> WORK TO COMPLETE
In the entries that follow, find the word "requirements" and report each line it is on.

--- Start MATERIAL SUPPLIED ---

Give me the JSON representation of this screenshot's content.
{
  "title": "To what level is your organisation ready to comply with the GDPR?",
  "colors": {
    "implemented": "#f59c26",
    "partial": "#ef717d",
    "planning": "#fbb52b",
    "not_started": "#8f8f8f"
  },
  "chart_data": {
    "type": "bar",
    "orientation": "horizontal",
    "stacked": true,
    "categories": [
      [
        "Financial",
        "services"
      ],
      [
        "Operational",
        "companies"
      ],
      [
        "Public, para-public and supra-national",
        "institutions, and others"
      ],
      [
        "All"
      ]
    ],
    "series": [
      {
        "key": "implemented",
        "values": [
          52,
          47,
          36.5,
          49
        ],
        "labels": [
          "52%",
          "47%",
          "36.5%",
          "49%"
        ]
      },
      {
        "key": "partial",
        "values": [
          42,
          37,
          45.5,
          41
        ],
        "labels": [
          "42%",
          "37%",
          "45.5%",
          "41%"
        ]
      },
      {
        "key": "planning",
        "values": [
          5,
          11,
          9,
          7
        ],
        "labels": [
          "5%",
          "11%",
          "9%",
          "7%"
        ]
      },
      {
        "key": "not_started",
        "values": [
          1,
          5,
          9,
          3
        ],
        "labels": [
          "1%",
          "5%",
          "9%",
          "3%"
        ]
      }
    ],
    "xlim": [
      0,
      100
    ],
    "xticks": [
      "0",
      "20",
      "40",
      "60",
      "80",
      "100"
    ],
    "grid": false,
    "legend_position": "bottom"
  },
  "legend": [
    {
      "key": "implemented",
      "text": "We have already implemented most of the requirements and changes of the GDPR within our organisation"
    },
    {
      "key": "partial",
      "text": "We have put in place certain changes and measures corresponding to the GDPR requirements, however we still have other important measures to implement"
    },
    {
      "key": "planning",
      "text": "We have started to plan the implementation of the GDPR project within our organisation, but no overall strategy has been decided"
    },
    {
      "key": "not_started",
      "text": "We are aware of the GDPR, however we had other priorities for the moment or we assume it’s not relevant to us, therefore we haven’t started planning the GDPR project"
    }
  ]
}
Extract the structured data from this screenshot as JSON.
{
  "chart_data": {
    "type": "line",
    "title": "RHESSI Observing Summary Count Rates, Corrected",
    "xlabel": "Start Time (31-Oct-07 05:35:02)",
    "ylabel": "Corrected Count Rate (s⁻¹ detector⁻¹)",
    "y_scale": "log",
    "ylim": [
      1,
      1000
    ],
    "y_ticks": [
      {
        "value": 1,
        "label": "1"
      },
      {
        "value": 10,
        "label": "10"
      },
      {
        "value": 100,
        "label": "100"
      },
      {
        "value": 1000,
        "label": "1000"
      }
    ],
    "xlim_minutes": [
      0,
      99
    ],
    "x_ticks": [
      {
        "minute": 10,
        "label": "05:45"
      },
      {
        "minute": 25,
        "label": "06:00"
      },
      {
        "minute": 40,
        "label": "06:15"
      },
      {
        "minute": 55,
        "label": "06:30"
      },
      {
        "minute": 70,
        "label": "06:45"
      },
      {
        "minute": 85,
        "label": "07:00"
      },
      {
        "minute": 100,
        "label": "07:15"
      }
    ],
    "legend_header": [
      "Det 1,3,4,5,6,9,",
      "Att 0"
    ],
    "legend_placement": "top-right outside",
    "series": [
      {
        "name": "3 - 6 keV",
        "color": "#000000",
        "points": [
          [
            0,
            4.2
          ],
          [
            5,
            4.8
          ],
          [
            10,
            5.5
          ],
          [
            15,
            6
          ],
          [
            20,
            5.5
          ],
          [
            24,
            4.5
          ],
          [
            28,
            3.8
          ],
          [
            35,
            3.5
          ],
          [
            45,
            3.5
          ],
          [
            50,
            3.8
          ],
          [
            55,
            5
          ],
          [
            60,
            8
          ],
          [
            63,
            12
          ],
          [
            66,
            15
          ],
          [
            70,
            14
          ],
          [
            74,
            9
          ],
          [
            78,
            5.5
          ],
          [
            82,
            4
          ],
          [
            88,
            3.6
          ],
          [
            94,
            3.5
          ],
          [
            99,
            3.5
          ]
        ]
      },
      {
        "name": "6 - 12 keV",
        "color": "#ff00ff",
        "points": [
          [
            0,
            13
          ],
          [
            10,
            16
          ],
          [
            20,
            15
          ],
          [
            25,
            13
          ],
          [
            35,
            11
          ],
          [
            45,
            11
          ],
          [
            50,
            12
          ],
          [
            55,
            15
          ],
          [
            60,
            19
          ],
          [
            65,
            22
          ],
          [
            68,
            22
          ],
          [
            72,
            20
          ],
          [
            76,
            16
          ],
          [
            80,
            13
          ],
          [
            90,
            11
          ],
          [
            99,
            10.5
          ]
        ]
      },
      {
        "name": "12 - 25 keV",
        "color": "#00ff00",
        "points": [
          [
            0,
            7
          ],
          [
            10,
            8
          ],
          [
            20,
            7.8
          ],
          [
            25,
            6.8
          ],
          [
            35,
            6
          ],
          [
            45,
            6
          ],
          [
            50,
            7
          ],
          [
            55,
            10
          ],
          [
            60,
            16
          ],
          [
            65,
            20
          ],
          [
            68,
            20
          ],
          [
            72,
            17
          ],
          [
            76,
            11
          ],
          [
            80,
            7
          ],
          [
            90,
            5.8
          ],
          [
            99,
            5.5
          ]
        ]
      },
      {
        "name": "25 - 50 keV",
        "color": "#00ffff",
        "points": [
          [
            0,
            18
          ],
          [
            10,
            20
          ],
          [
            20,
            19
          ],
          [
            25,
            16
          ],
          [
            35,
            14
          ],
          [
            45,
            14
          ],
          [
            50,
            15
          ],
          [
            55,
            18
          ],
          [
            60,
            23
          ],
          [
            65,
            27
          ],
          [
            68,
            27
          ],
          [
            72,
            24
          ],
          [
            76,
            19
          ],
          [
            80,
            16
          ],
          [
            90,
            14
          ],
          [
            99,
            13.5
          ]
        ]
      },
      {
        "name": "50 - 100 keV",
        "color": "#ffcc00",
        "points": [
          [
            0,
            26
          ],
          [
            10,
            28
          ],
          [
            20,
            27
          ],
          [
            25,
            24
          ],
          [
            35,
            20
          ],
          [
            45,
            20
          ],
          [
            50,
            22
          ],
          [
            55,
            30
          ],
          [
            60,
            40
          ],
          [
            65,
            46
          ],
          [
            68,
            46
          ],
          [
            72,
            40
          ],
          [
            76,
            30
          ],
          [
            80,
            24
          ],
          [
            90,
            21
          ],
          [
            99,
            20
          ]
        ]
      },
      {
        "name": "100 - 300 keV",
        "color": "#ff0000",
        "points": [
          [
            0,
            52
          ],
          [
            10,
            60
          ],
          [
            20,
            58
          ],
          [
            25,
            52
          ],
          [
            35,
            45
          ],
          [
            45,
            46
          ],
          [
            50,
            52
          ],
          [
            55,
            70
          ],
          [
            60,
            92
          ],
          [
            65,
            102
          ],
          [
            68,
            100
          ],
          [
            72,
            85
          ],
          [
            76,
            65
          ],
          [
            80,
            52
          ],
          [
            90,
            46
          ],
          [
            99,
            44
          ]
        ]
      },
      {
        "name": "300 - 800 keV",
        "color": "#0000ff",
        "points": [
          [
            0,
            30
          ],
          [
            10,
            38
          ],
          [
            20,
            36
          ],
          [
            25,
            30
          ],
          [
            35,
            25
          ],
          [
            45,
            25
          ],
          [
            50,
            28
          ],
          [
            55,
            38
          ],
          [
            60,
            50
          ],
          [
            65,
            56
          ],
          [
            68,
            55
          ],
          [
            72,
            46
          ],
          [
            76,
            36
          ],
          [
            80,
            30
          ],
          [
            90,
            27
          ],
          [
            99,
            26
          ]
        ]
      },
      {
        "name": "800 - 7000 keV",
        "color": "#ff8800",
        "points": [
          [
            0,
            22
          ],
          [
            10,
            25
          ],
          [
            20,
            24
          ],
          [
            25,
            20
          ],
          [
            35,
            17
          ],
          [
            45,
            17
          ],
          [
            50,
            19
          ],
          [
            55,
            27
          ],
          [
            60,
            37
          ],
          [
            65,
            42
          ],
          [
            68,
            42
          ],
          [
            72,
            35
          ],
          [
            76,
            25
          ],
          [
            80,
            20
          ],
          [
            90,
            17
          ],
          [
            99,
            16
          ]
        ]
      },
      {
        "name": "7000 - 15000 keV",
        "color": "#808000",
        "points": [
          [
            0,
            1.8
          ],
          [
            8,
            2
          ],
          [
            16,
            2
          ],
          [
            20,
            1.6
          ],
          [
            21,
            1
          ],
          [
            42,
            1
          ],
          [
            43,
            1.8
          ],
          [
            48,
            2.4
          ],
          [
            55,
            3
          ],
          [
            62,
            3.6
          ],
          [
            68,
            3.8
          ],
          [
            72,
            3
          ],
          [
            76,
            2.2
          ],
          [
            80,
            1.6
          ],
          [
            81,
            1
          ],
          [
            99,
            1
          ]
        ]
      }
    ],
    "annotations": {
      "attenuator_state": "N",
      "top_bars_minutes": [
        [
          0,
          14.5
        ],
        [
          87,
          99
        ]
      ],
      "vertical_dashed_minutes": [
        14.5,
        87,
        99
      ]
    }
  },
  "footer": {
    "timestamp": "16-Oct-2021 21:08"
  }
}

--- End MATERIAL SUPPLIED ---

> WRITTEN ANSWER
      "text": "We have already implemented most of the requirements and changes of the GDPR within our organisation"
      "text": "We have put in place certain changes and measures corresponding to the GDPR requirements, however we still have other important measures to implement"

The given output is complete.